**Information given**:
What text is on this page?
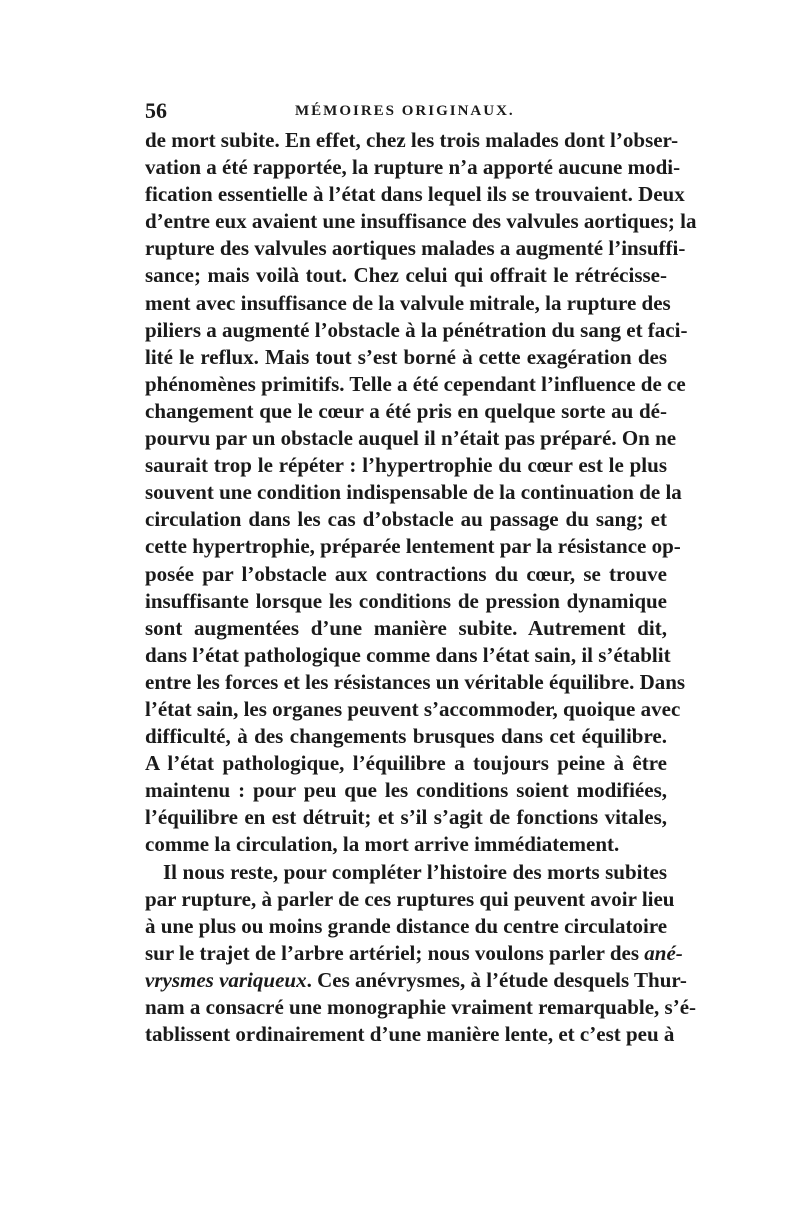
56	MÉMOIRES ORIGINAUX.
de mort subite. En effet, chez les trois malades dont l’obser-
vation a été rapportée, la rupture n’a apporté aucune modi-
fication essentielle à l’état dans lequel ils se trouvaient. Deux
d’entre eux avaient une insuffisance des valvules aortiques; la
rupture des valvules aortiques malades a augmenté l’insuffi-
sance; mais voilà tout. Chez celui qui offrait le rétrécisse-
ment avec insuffisance de la valvule mitrale, la rupture des
piliers a augmenté l’obstacle à la pénétration du sang et faci-
lité le reflux. Mais tout s’est borné à cette exagération des
phénomènes primitifs. Telle a été cependant l’influence de ce
changement que le cœur a été pris en quelque sorte au dé-
pourvu par un obstacle auquel il n’était pas préparé. On ne
saurait trop le répéter : l’hypertrophie du cœur est le plus
souvent une condition indispensable de la continuation de la
circulation dans les cas d’obstacle au passage du sang; et
cette hypertrophie, préparée lentement par la résistance op-
posée par l’obstacle aux contractions du cœur, se trouve
insuffisante lorsque les conditions de pression dynamique
sont augmentées d’une manière subite. Autrement dit,
dans l’état pathologique comme dans l’état sain, il s’établit
entre les forces et les résistances un véritable équilibre. Dans
l’état sain, les organes peuvent s’accommoder, quoique avec
difficulté, à des changements brusques dans cet équilibre.
A l’état pathologique, l’équilibre a toujours peine à être
maintenu : pour peu que les conditions soient modifiées,
l’équilibre en est détruit; et s’il s’agit de fonctions vitales,
comme la circulation, la mort arrive immédiatement.
Il nous reste, pour compléter l’histoire des morts subites
par rupture, à parler de ces ruptures qui peuvent avoir lieu
à une plus ou moins grande distance du centre circulatoire
sur le trajet de l’arbre artériel; nous voulons parler des ané-
vrysmes variqueux. Ces anévrysmes, à l’étude desquels Thur-
nam a consacré une monographie vraiment remarquable, s’é-
tablissent ordinairement d’une manière lente, et c’est peu à
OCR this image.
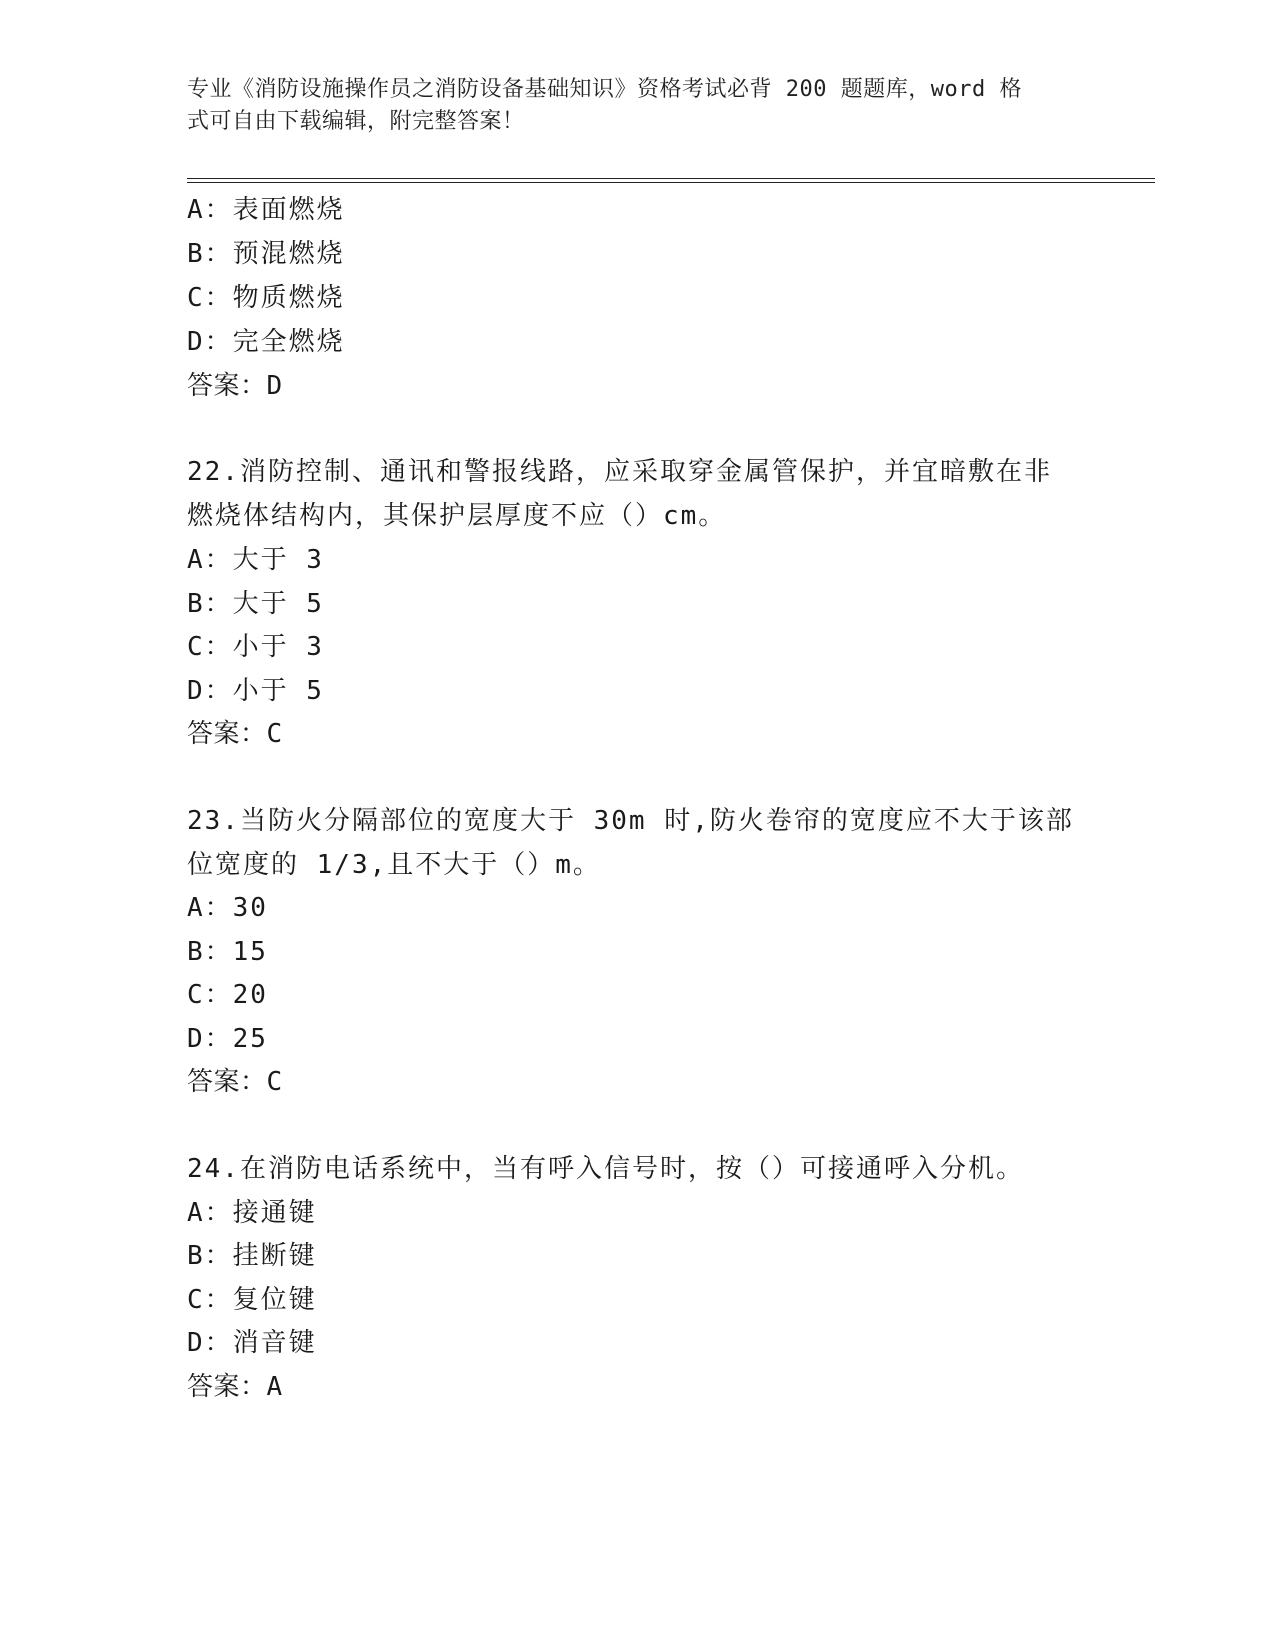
专业《消防设施操作员之消防设备基础知识》资格考试必背 200 题题库，word 格
式可自由下载编辑，附完整答案！
A：表面燃烧
B：预混燃烧
C：物质燃烧
D：完全燃烧
答案：D
22.消防控制、通讯和警报线路，应采取穿金属管保护，并宜暗敷在非
燃烧体结构内，其保护层厚度不应（）cm。
A：大于 3
B：大于 5
C：小于 3
D：小于 5
答案：C
23.当防火分隔部位的宽度大于 30m 时,防火卷帘的宽度应不大于该部
位宽度的 1/3,且不大于（）m。
A：30
B：15
C：20
D：25
答案：C
24.在消防电话系统中，当有呼入信号时，按（）可接通呼入分机。
A：接通键
B：挂断键
C：复位键
D：消音键
答案：A
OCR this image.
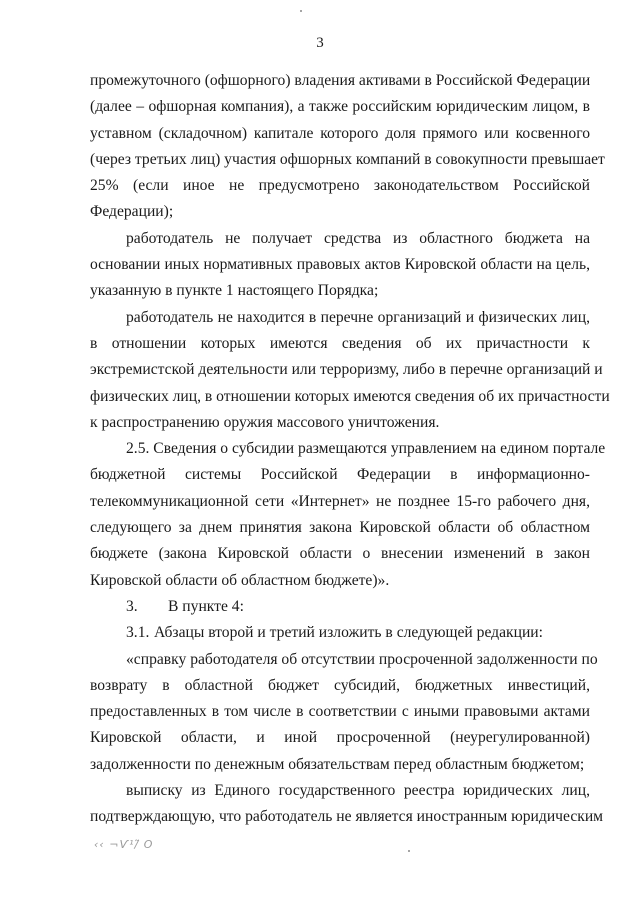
3
промежуточного (офшорного) владения активами в Российской Федерации
(далее – офшорная компания), а также российским юридическим лицом, в
уставном (складочном) капитале которого доля прямого или косвенного
(через третьих лиц) участия офшорных компаний в совокупности превышает
25% (если иное не предусмотрено законодательством Российской
Федерации);
работодатель не получает средства из областного бюджета на
основании иных нормативных правовых актов Кировской области на цель,
указанную в пункте 1 настоящего Порядка;
работодатель не находится в перечне организаций и физических лиц,
в отношении которых имеются сведения об их причастности к
экстремистской деятельности или терроризму, либо в перечне организаций и
физических лиц, в отношении которых имеются сведения об их причастности
к распространению оружия массового уничтожения.
2.5. Сведения о субсидии размещаются управлением на едином портале
бюджетной системы Российской Федерации в информационно-
телекоммуникационной сети «Интернет» не позднее 15-го рабочего дня,
следующего за днем принятия закона Кировской области об областном
бюджете (закона Кировской области о внесении изменений в закон
Кировской области об областном бюджете)».
3. В пункте 4:
3.1. Абзацы второй и третий изложить в следующей редакции:
«справку работодателя об отсутствии просроченной задолженности по
возврату в областной бюджет субсидий, бюджетных инвестиций,
предоставленных в том числе в соответствии с иными правовыми актами
Кировской области, и иной просроченной (неурегулированной)
задолженности по денежным обязательствам перед областным бюджетом;
выписку из Единого государственного реестра юридических лиц,
подтверждающую, что работодатель не является иностранным юридическим
‹‹ ¬Ѵ¹/̃ О
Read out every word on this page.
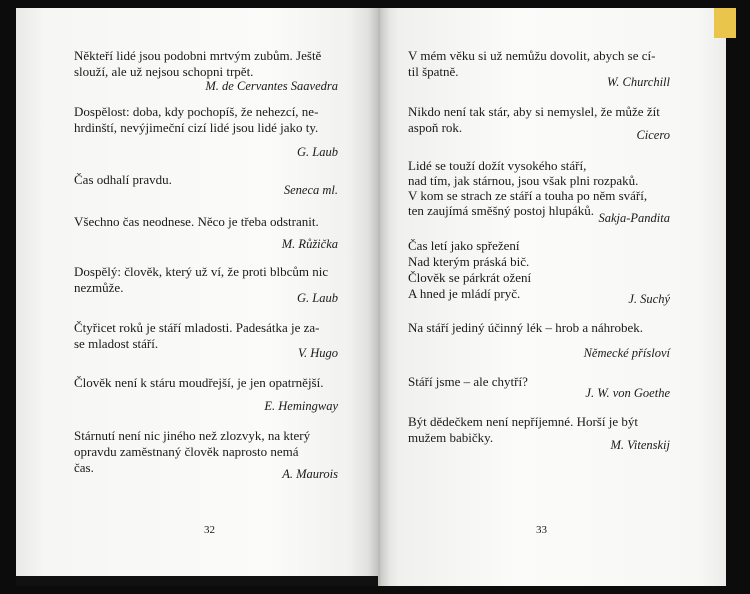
Někteří lidé jsou podobni mrtvým zubům. Ještě
slouží, ale už nejsou schopni trpět.
M. de Cervantes Saavedra
Dospělost: doba, kdy pochopíš, že nehezcí, ne-
hrdinští, nevýjimeční cizí lidé jsou lidé jako ty.
G. Laub
Čas odhalí pravdu.
Seneca ml.
Všechno čas neodnese. Něco je třeba odstranit.
M. Růžička
Dospělý: člověk, který už ví, že proti blbcům nic
nezmůže.
G. Laub
Čtyřicet roků je stáří mladosti. Padesátka je za-
se mladost stáří.
V. Hugo
Člověk není k stáru moudřejší, je jen opatrnější.
E. Hemingway
Stárnutí není nic jiného než zlozvyk, na který
opravdu zaměstnaný člověk naprosto nemá
čas.	A. Maurois
32
V mém věku si už nemůžu dovolit, abych se cí-
til špatně.
W. Churchill
Nikdo není tak stár, aby si nemyslel, že může žít
aspoň rok.	Cicero
Lidé se touží dožít vysokého stáří,
nad tím, jak stárnou, jsou však plni rozpaků.
V kom se strach ze stáří a touha po něm sváří,
ten zaujímá směšný postoj hlupáků. Sakja-Pandita
Čas letí jako spřežení
Nad kterým práská bič.
Člověk se párkrát ožení
A hned je mládí pryč.	J. Suchý
Na stáří jediný účinný lék – hrob a náhrobek.
Německé přísloví
Stáří jsme – ale chytří?
J. W. von Goethe
Být dědečkem není nepříjemné. Horší je být
mužem babičky.	M. Vitenskij
33
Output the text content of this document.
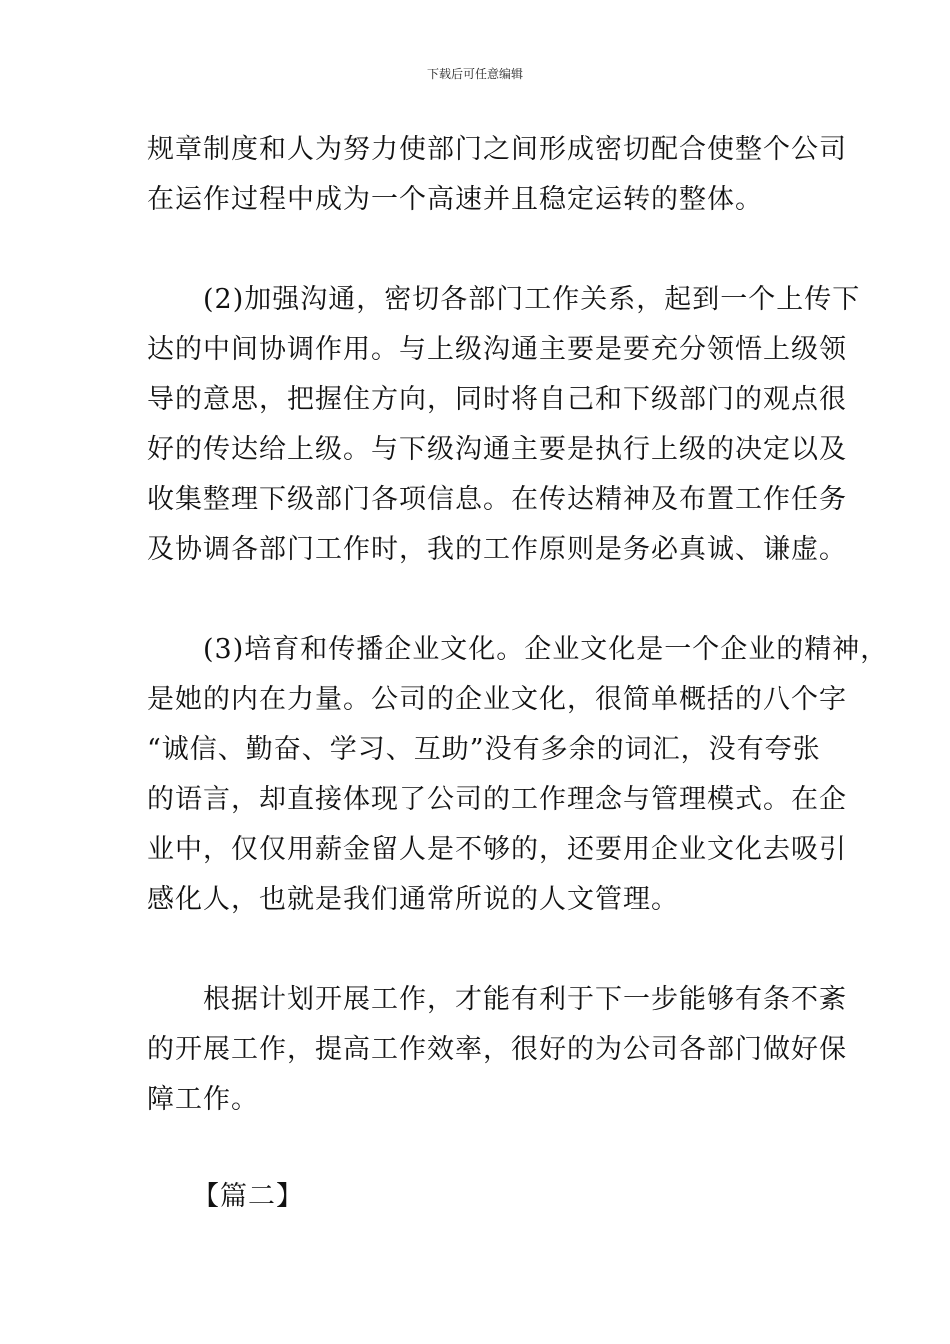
下载后可任意编辑
规章制度和人为努力使部门之间形成密切配合使整个公司
在运作过程中成为一个高速并且稳定运转的整体。
　　(2)加强沟通，密切各部门工作关系，起到一个上传下
达的中间协调作用。与上级沟通主要是要充分领悟上级领
导的意思，把握住方向，同时将自己和下级部门的观点很
好的传达给上级。与下级沟通主要是执行上级的决定以及
收集整理下级部门各项信息。在传达精神及布置工作任务
及协调各部门工作时，我的工作原则是务必真诚、谦虚。
　　(3)培育和传播企业文化。企业文化是一个企业的精神，
是她的内在力量。公司的企业文化，很简单概括的八个字
“诚信、勤奋、学习、互助”没有多余的词汇，没有夸张
的语言，却直接体现了公司的工作理念与管理模式。在企
业中，仅仅用薪金留人是不够的，还要用企业文化去吸引
感化人，也就是我们通常所说的人文管理。
　　根据计划开展工作，才能有利于下一步能够有条不紊
的开展工作，提高工作效率，很好的为公司各部门做好保
障工作。
【篇二】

**Set problem**: Find all lines where the word "работодатель" appears. Copy them.

**Response to this exercise**:
работодатель не получает средства из областного бюджета на
работодатель не находится в перечне организаций и физических лиц,
подтверждающую, что работодатель не является иностранным юридическим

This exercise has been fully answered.